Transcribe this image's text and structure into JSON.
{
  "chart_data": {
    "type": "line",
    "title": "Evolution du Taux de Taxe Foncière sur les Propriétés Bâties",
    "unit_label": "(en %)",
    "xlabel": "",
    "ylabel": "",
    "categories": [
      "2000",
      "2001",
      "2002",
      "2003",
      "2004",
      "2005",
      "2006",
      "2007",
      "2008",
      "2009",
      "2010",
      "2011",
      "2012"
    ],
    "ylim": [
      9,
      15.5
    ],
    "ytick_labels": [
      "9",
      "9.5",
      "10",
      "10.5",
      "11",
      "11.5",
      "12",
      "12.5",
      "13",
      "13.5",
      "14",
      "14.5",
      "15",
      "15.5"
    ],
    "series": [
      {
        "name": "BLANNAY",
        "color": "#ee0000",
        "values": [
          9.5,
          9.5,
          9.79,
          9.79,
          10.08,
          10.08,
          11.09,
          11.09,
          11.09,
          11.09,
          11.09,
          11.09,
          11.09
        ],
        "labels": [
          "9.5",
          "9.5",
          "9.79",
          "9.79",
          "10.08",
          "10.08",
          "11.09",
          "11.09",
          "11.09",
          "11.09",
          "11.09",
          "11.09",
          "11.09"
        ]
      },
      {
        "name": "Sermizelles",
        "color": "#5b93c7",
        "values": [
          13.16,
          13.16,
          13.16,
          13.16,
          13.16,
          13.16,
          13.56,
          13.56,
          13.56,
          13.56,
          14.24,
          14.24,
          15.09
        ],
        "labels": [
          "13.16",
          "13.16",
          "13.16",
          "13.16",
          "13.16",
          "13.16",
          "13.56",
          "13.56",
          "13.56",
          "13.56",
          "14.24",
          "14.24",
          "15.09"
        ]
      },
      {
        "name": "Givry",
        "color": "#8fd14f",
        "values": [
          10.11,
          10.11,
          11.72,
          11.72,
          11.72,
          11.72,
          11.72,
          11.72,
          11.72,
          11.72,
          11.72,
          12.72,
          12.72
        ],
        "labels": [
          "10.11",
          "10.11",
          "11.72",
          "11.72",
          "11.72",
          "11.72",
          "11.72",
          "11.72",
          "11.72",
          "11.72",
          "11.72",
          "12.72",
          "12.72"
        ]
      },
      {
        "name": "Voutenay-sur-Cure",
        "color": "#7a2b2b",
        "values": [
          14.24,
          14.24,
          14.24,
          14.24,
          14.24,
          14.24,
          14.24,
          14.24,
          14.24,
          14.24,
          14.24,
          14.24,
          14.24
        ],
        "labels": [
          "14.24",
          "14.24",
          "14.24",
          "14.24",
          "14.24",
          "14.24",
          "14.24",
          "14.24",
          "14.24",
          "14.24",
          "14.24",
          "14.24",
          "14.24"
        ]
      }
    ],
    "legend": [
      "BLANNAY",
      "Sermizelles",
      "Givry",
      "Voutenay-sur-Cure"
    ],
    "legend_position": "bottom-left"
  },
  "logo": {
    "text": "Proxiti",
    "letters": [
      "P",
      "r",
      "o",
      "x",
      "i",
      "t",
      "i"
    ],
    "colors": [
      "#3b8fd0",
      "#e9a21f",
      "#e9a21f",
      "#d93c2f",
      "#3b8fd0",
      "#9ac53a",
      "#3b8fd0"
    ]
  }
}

-- -- --

#### Written task:
Could you transcribe the records in full, exactly?

#### Output of the exercise:
Transcribe this image's text and structure into JSON.
{
  "chart_data": {
    "type": "line",
    "title": "Evolution du Taux de Taxe Foncière sur les Propriétés Bâties",
    "unit_label": "(en %)",
    "xlabel": "",
    "ylabel": "",
    "categories": [
      "2000",
      "2001",
      "2002",
      "2003",
      "2004",
      "2005",
      "2006",
      "2007",
      "2008",
      "2009",
      "2010",
      "2011",
      "2012"
    ],
    "ylim": [
      9,
      15.5
    ],
    "ytick_labels": [
      "9",
      "9.5",
      "10",
      "10.5",
      "11",
      "11.5",
      "12",
      "12.5",
      "13",
      "13.5",
      "14",
      "14.5",
      "15",
      "15.5"
    ],
    "series": [
      {
        "name": "BLANNAY",
        "color": "#ee0000",
        "values": [
          9.5,
          9.5,
          9.79,
          9.79,
          10.08,
          10.08,
          11.09,
          11.09,
          11.09,
          11.09,
          11.09,
          11.09,
          11.09
        ],
        "labels": [
          "9.5",
          "9.5",
          "9.79",
          "9.79",
          "10.08",
          "10.08",
          "11.09",
          "11.09",
          "11.09",
          "11.09",
          "11.09",
          "11.09",
          "11.09"
        ]
      },
      {
        "name": "Sermizelles",
        "color": "#5b93c7",
        "values": [
          13.16,
          13.16,
          13.16,
          13.16,
          13.16,
          13.16,
          13.56,
          13.56,
          13.56,
          13.56,
          14.24,
          14.24,
          15.09
        ],
        "labels": [
          "13.16",
          "13.16",
          "13.16",
          "13.16",
          "13.16",
          "13.16",
          "13.56",
          "13.56",
          "13.56",
          "13.56",
          "14.24",
          "14.24",
          "15.09"
        ]
      },
      {
        "name": "Givry",
        "color": "#8fd14f",
        "values": [
          10.11,
          10.11,
          11.72,
          11.72,
          11.72,
          11.72,
          11.72,
          11.72,
          11.72,
          11.72,
          11.72,
          12.72,
          12.72
        ],
        "labels": [
          "10.11",
          "10.11",
          "11.72",
          "11.72",
          "11.72",
          "11.72",
          "11.72",
          "11.72",
          "11.72",
          "11.72",
          "11.72",
          "12.72",
          "12.72"
        ]
      },
      {
        "name": "Voutenay-sur-Cure",
        "color": "#7a2b2b",
        "values": [
          14.24,
          14.24,
          14.24,
          14.24,
          14.24,
          14.24,
          14.24,
          14.24,
          14.24,
          14.24,
          14.24,
          14.24,
          14.24
        ],
        "labels": [
          "14.24",
          "14.24",
          "14.24",
          "14.24",
          "14.24",
          "14.24",
          "14.24",
          "14.24",
          "14.24",
          "14.24",
          "14.24",
          "14.24",
          "14.24"
        ]
      }
    ],
    "legend": [
      "BLANNAY",
      "Sermizelles",
      "Givry",
      "Voutenay-sur-Cure"
    ],
    "legend_position": "bottom-left"
  },
  "logo": {
    "text": "Proxiti",
    "letters": [
      "P",
      "r",
      "o",
      "x",
      "i",
      "t",
      "i"
    ],
    "colors": [
      "#3b8fd0",
      "#e9a21f",
      "#e9a21f",
      "#d93c2f",
      "#3b8fd0",
      "#9ac53a",
      "#3b8fd0"
    ]
  }
}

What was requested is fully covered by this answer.